--- start Information provided ---

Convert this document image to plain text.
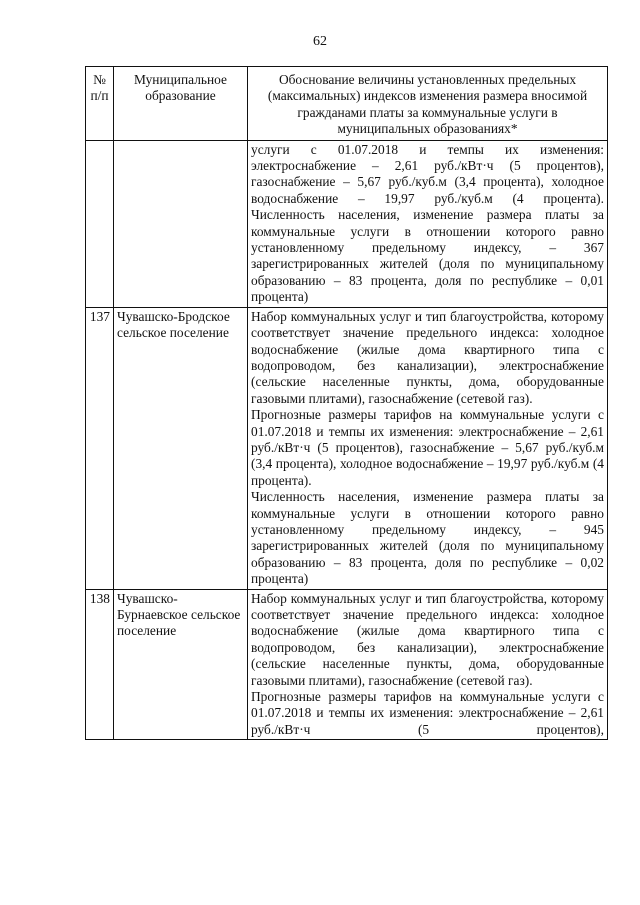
62
№ п/п	Муниципальное образование	Обоснование величины установленных предельных (максимальных) индексов изменения размера вносимой гражданами платы за коммунальные услуги в муниципальных образованиях*

		услуги с 01.07.2018 и темпы их изменения: электроснабжение – 2,61 руб./кВт·ч (5 процентов), газоснабжение – 5,67 руб./куб.м (3,4 процента), холодное водоснабжение – 19,97 руб./куб.м (4 процента).

Численность населения, изменение размера платы за коммунальные услуги в отношении которого равно установленному предельному индексу, – 367 зарегистрированных жителей (доля по муниципальному образованию – 83 процента, доля по республике – 0,01 процента)

137	Чувашско-Бродское сельское поселение	Набор коммунальных услуг и тип благоустройства, которому соответствует значение предельного индекса: холодное водоснабжение (жилые дома квартирного типа с водопроводом, без канализации), электроснабжение (сельские населенные пункты, дома, оборудованные газовыми плитами), газоснабжение (сетевой газ).

Прогнозные размеры тарифов на коммунальные услуги с 01.07.2018 и темпы их изменения: электроснабжение – 2,61 руб./кВт·ч (5 процентов), газоснабжение – 5,67 руб./куб.м (3,4 процента), холодное водоснабжение – 19,97 руб./куб.м (4 процента).

Численность населения, изменение размера платы за коммунальные услуги в отношении которого равно установленному предельному индексу, – 945 зарегистрированных жителей (доля по муниципальному образованию – 83 процента, доля по республике – 0,02 процента)

138	Чувашско-Бурнаевское сельское поселение	Набор коммунальных услуг и тип благоустройства, которому соответствует значение предельного индекса: холодное водоснабжение (жилые дома квартирного типа с водопроводом, без канализации), электроснабжение (сельские населенные пункты, дома, оборудованные газовыми плитами), газоснабжение (сетевой газ).

Прогнозные размеры тарифов на коммунальные услуги с 01.07.2018 и темпы их изменения: электроснабжение – 2,61 руб./кВт·ч (5 процентов),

--- end Information provided ---

Make a verbatim copy of all the entries and strip out the pictures.

Convert this document image to plain text.
62
№ п/п	Муниципальное образование	Обоснование величины установленных предельных (максимальных) индексов изменения размера вносимой гражданами платы за коммунальные услуги в муниципальных образованиях*

		услуги с 01.07.2018 и темпы их изменения: электроснабжение – 2,61 руб./кВт·ч (5 процентов), газоснабжение – 5,67 руб./куб.м (3,4 процента), холодное водоснабжение – 19,97 руб./куб.м (4 процента).

Численность населения, изменение размера платы за коммунальные услуги в отношении которого равно установленному предельному индексу, – 367 зарегистрированных жителей (доля по муниципальному образованию – 83 процента, доля по республике – 0,01 процента)

137	Чувашско-Бродское сельское поселение	Набор коммунальных услуг и тип благоустройства, которому соответствует значение предельного индекса: холодное водоснабжение (жилые дома квартирного типа с водопроводом, без канализации), электроснабжение (сельские населенные пункты, дома, оборудованные газовыми плитами), газоснабжение (сетевой газ).

Прогнозные размеры тарифов на коммунальные услуги с 01.07.2018 и темпы их изменения: электроснабжение – 2,61 руб./кВт·ч (5 процентов), газоснабжение – 5,67 руб./куб.м (3,4 процента), холодное водоснабжение – 19,97 руб./куб.м (4 процента).

Численность населения, изменение размера платы за коммунальные услуги в отношении которого равно установленному предельному индексу, – 945 зарегистрированных жителей (доля по муниципальному образованию – 83 процента, доля по республике – 0,02 процента)

138	Чувашско-Бурнаевское сельское поселение	Набор коммунальных услуг и тип благоустройства, которому соответствует значение предельного индекса: холодное водоснабжение (жилые дома квартирного типа с водопроводом, без канализации), электроснабжение (сельские населенные пункты, дома, оборудованные газовыми плитами), газоснабжение (сетевой газ).

Прогнозные размеры тарифов на коммунальные услуги с 01.07.2018 и темпы их изменения: электроснабжение – 2,61 руб./кВт·ч (5 процентов),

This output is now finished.